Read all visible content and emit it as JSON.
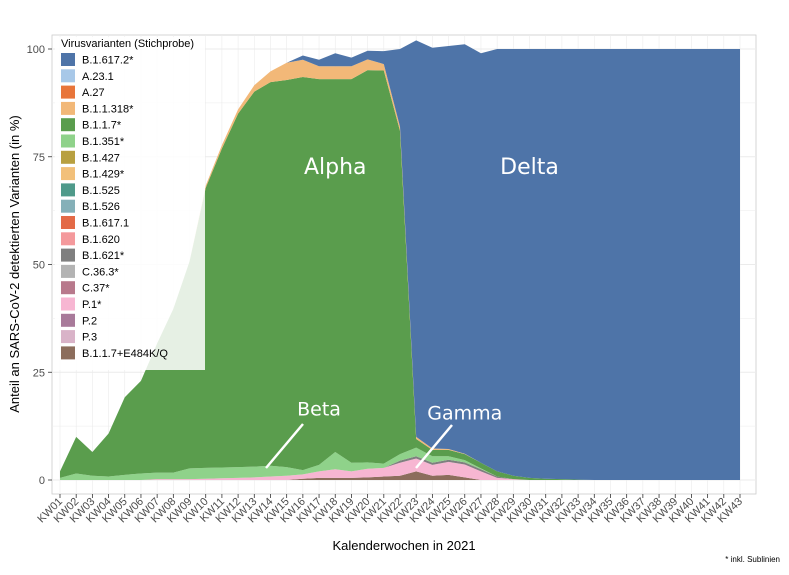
{
  "chart_data": {
    "type": "area",
    "stacked": true,
    "xlabel": "Kalenderwochen in 2021",
    "ylabel": "Anteil an SARS-CoV-2 detektierten Varianten (in %)",
    "ylim": [
      0,
      100
    ],
    "yticks": [
      0,
      25,
      50,
      75,
      100
    ],
    "grid": true,
    "legend_position": "top-left",
    "legend_title": "Virusvarianten (Stichprobe)",
    "footnote": "* inkl. Sublinien",
    "categories": [
      "KW01",
      "KW02",
      "KW03",
      "KW04",
      "KW05",
      "KW06",
      "KW07",
      "KW08",
      "KW09",
      "KW10",
      "KW11",
      "KW12",
      "KW13",
      "KW14",
      "KW15",
      "KW16",
      "KW17",
      "KW18",
      "KW19",
      "KW20",
      "KW21",
      "KW22",
      "KW23",
      "KW24",
      "KW25",
      "KW26",
      "KW27",
      "KW28",
      "KW29",
      "KW30",
      "KW31",
      "KW32",
      "KW33",
      "KW34",
      "KW35",
      "KW36",
      "KW37",
      "KW38",
      "KW39",
      "KW40",
      "KW41",
      "KW42",
      "KW43"
    ],
    "series": [
      {
        "name": "B.1.1.7+E484K/Q",
        "color": "#8c6d5c",
        "values": [
          0,
          0,
          0,
          0,
          0,
          0,
          0,
          0,
          0,
          0,
          0,
          0,
          0,
          0,
          0,
          0.3,
          0.5,
          0.5,
          0.5,
          0.6,
          0.8,
          1.0,
          2.0,
          1.0,
          1.2,
          0.6,
          0,
          0,
          0,
          0,
          0,
          0,
          0,
          0,
          0,
          0,
          0,
          0,
          0,
          0,
          0,
          0,
          0
        ]
      },
      {
        "name": "P.1*",
        "color": "#f7b6d2",
        "values": [
          0,
          0,
          0,
          0,
          0,
          0,
          0.2,
          0.2,
          0.2,
          0.3,
          0.4,
          0.5,
          0.6,
          0.8,
          1.0,
          1.0,
          1.5,
          2.0,
          1.5,
          2.0,
          2.0,
          3.0,
          3.0,
          2.5,
          3.0,
          3.0,
          2.0,
          0.5,
          0.2,
          0,
          0,
          0,
          0,
          0,
          0,
          0,
          0,
          0,
          0,
          0,
          0,
          0,
          0
        ]
      },
      {
        "name": "B.1.621*",
        "color": "#7f7f7f",
        "values": [
          0,
          0,
          0,
          0,
          0,
          0,
          0,
          0,
          0,
          0,
          0,
          0,
          0,
          0,
          0,
          0,
          0,
          0,
          0,
          0,
          0,
          0.5,
          0.5,
          0.5,
          0.5,
          0.5,
          0.5,
          0.3,
          0,
          0,
          0,
          0,
          0,
          0,
          0,
          0,
          0,
          0,
          0,
          0,
          0,
          0,
          0
        ]
      },
      {
        "name": "B.1.351*",
        "color": "#8fd28a",
        "values": [
          0.5,
          1.5,
          1.0,
          0.8,
          1.2,
          1.5,
          1.5,
          1.5,
          2.5,
          2.5,
          2.5,
          2.5,
          2.5,
          2.5,
          2.0,
          1.0,
          1.5,
          4.0,
          2.0,
          1.5,
          1.0,
          1.5,
          2.0,
          1.5,
          0.8,
          0.5,
          0.2,
          0,
          0,
          0,
          0,
          0,
          0,
          0,
          0,
          0,
          0,
          0,
          0,
          0,
          0,
          0,
          0
        ]
      },
      {
        "name": "B.1.1.7*",
        "color": "#5a9d4d",
        "values": [
          1.5,
          8.5,
          5.5,
          10,
          18,
          21.5,
          30,
          38,
          48,
          65,
          74,
          82,
          87,
          89,
          89.8,
          91.2,
          89.5,
          86.5,
          89,
          91,
          91.2,
          75,
          2,
          1.5,
          1.5,
          1.4,
          1.3,
          1.2,
          0.8,
          0.5,
          0.3,
          0.2,
          0.1,
          0,
          0,
          0,
          0,
          0,
          0,
          0,
          0,
          0,
          0
        ]
      },
      {
        "name": "B.1.1.318*",
        "color": "#f2b878",
        "values": [
          0,
          0,
          0,
          0,
          0,
          0,
          0,
          0,
          0,
          0.5,
          0.8,
          1.0,
          1.5,
          2.5,
          4.0,
          4.0,
          3.0,
          3.0,
          3.0,
          2.5,
          1.5,
          1.0,
          0.5,
          0.3,
          0.2,
          0.1,
          0,
          0,
          0,
          0,
          0,
          0,
          0,
          0,
          0,
          0,
          0,
          0,
          0,
          0,
          0,
          0,
          0
        ]
      },
      {
        "name": "B.1.617.2*",
        "color": "#4e74a8",
        "values": [
          0,
          0,
          0,
          0,
          0,
          0,
          0,
          0,
          0,
          0,
          0,
          0,
          0,
          0,
          0,
          1.0,
          1.5,
          3.0,
          2.0,
          2.0,
          3.0,
          18.0,
          92.0,
          93.0,
          93.5,
          95.0,
          95.0,
          98.0,
          99.0,
          99.5,
          99.7,
          99.8,
          99.9,
          100,
          100,
          100,
          100,
          100,
          100,
          100,
          100,
          100,
          100
        ]
      }
    ],
    "legend": [
      {
        "label": "B.1.617.2*",
        "color": "#4e74a8"
      },
      {
        "label": "A.23.1",
        "color": "#a8c8e8"
      },
      {
        "label": "A.27",
        "color": "#e8753a"
      },
      {
        "label": "B.1.1.318*",
        "color": "#f2b878"
      },
      {
        "label": "B.1.1.7*",
        "color": "#5a9d4d"
      },
      {
        "label": "B.1.351*",
        "color": "#8fd28a"
      },
      {
        "label": "B.1.427",
        "color": "#b8a040"
      },
      {
        "label": "B.1.429*",
        "color": "#f2c07a"
      },
      {
        "label": "B.1.525",
        "color": "#4f9a8a"
      },
      {
        "label": "B.1.526",
        "color": "#85b0b8"
      },
      {
        "label": "B.1.617.1",
        "color": "#e36a47"
      },
      {
        "label": "B.1.620",
        "color": "#f4999c"
      },
      {
        "label": "B.1.621*",
        "color": "#7f7f7f"
      },
      {
        "label": "C.36.3*",
        "color": "#b3b3b3"
      },
      {
        "label": "C.37*",
        "color": "#b8798c"
      },
      {
        "label": "P.1*",
        "color": "#f7b6d2"
      },
      {
        "label": "P.2",
        "color": "#a87a9a"
      },
      {
        "label": "P.3",
        "color": "#d9b3c8"
      },
      {
        "label": "B.1.1.7+E484K/Q",
        "color": "#8c6d5c"
      }
    ],
    "annotations": [
      {
        "text": "Alpha",
        "x": "KW18",
        "y": 71,
        "size": "large"
      },
      {
        "text": "Delta",
        "x": "KW30",
        "y": 71,
        "size": "large"
      },
      {
        "text": "Beta",
        "x": "KW17",
        "y": 15,
        "size": "medium"
      },
      {
        "text": "Gamma",
        "x": "KW26",
        "y": 14,
        "size": "medium"
      }
    ]
  }
}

|---|

Your instructions - The answer must be every line of the data that contains the word "text".

Output of the task -
        "text": "Alpha",
        "text": "Delta",
        "text": "Beta",
        "text": "Gamma",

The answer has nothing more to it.